→ Goal of the exercise:
Return each entry exactly, omitting nothing.

---------- Data rows

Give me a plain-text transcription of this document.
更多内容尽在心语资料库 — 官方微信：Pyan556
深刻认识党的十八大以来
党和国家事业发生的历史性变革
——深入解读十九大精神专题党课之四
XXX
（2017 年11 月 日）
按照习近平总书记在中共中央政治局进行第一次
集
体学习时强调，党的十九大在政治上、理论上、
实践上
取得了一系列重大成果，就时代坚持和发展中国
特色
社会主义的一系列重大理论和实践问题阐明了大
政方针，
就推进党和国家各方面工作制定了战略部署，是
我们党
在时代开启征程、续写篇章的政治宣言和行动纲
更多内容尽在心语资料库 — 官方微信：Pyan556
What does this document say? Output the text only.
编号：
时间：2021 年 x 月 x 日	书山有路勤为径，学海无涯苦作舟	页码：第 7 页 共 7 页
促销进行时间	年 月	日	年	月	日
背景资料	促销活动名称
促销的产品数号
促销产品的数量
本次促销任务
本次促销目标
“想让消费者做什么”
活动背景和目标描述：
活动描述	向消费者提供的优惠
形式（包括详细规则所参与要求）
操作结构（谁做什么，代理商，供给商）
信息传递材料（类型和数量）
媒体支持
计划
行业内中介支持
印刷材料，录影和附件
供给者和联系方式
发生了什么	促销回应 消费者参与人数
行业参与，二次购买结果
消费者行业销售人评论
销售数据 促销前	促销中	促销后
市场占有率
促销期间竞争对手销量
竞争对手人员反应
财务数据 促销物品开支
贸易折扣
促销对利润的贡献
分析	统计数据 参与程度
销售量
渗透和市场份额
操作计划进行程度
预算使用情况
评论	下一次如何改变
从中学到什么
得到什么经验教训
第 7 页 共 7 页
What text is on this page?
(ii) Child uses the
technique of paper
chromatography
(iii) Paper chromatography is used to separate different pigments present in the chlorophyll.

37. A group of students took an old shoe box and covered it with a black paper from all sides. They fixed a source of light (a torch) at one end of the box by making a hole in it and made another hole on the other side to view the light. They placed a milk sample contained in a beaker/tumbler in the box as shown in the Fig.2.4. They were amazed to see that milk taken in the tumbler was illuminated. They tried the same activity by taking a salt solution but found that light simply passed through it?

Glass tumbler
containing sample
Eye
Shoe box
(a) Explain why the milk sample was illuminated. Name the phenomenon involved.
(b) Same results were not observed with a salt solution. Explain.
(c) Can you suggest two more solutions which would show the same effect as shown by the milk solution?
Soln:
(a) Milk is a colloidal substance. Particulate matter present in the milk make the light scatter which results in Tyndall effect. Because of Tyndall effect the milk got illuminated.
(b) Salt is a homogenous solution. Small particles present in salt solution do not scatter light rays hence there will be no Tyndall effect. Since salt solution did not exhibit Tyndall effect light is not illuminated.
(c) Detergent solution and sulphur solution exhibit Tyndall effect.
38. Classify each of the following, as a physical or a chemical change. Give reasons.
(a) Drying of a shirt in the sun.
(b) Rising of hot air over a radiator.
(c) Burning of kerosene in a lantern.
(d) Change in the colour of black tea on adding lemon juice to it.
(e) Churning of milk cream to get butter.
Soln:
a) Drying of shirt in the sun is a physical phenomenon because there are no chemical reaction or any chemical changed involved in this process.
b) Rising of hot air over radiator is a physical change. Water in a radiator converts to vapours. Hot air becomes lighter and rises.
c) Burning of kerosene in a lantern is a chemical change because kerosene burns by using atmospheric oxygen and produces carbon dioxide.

--------------------

→ Solution:
Give me a plain-text transcription of this document.
更多内容尽在心语资料库 — 官方微信：Pyan556
深刻认识党的十八大以来
党和国家事业发生的历史性变革
——深入解读十九大精神专题党课之四
XXX
（2017 年11 月 日）
按照习近平总书记在中共中央政治局进行第一次
集
体学习时强调，党的十九大在政治上、理论上、
实践上
取得了一系列重大成果，就时代坚持和发展中国
特色
社会主义的一系列重大理论和实践问题阐明了大
政方针，
就推进党和国家各方面工作制定了战略部署，是
我们党
在时代开启征程、续写篇章的政治宣言和行动纲
更多内容尽在心语资料库 — 官方微信：Pyan556
What does this document say? Output the text only.
编号：
时间：2021 年 x 月 x 日	书山有路勤为径，学海无涯苦作舟	页码：第 7 页 共 7 页
促销进行时间	年 月	日	年	月	日
背景资料	促销活动名称
促销的产品数号
促销产品的数量
本次促销任务
本次促销目标
“想让消费者做什么”
活动背景和目标描述：
活动描述	向消费者提供的优惠
形式（包括详细规则所参与要求）
操作结构（谁做什么，代理商，供给商）
信息传递材料（类型和数量）
媒体支持
计划
行业内中介支持
印刷材料，录影和附件
供给者和联系方式
发生了什么	促销回应 消费者参与人数
行业参与，二次购买结果
消费者行业销售人评论
销售数据 促销前	促销中	促销后
市场占有率
促销期间竞争对手销量
竞争对手人员反应
财务数据 促销物品开支
贸易折扣
促销对利润的贡献
分析	统计数据 参与程度
销售量
渗透和市场份额
操作计划进行程度
预算使用情况
评论	下一次如何改变
从中学到什么
得到什么经验教训
第 7 页 共 7 页
What text is on this page?
(ii) Child uses the
technique of paper
chromatography
(iii) Paper chromatography is used to separate different pigments present in the chlorophyll.

37. A group of students took an old shoe box and covered it with a black paper from all sides. They fixed a source of light (a torch) at one end of the box by making a hole in it and made another hole on the other side to view the light. They placed a milk sample contained in a beaker/tumbler in the box as shown in the Fig.2.4. They were amazed to see that milk taken in the tumbler was illuminated. They tried the same activity by taking a salt solution but found that light simply passed through it?

Glass tumbler
containing sample
Eye
Shoe box
(a) Explain why the milk sample was illuminated. Name the phenomenon involved.
(b) Same results were not observed with a salt solution. Explain.
(c) Can you suggest two more solutions which would show the same effect as shown by the milk solution?
Soln:
(a) Milk is a colloidal substance. Particulate matter present in the milk make the light scatter which results in Tyndall effect. Because of Tyndall effect the milk got illuminated.
(b) Salt is a homogenous solution. Small particles present in salt solution do not scatter light rays hence there will be no Tyndall effect. Since salt solution did not exhibit Tyndall effect light is not illuminated.
(c) Detergent solution and sulphur solution exhibit Tyndall effect.
38. Classify each of the following, as a physical or a chemical change. Give reasons.
(a) Drying of a shirt in the sun.
(b) Rising of hot air over a radiator.
(c) Burning of kerosene in a lantern.
(d) Change in the colour of black tea on adding lemon juice to it.
(e) Churning of milk cream to get butter.
Soln:
a) Drying of shirt in the sun is a physical phenomenon because there are no chemical reaction or any chemical changed involved in this process.
b) Rising of hot air over radiator is a physical change. Water in a radiator converts to vapours. Hot air becomes lighter and rises.
c) Burning of kerosene in a lantern is a chemical change because kerosene burns by using atmospheric oxygen and produces carbon dioxide.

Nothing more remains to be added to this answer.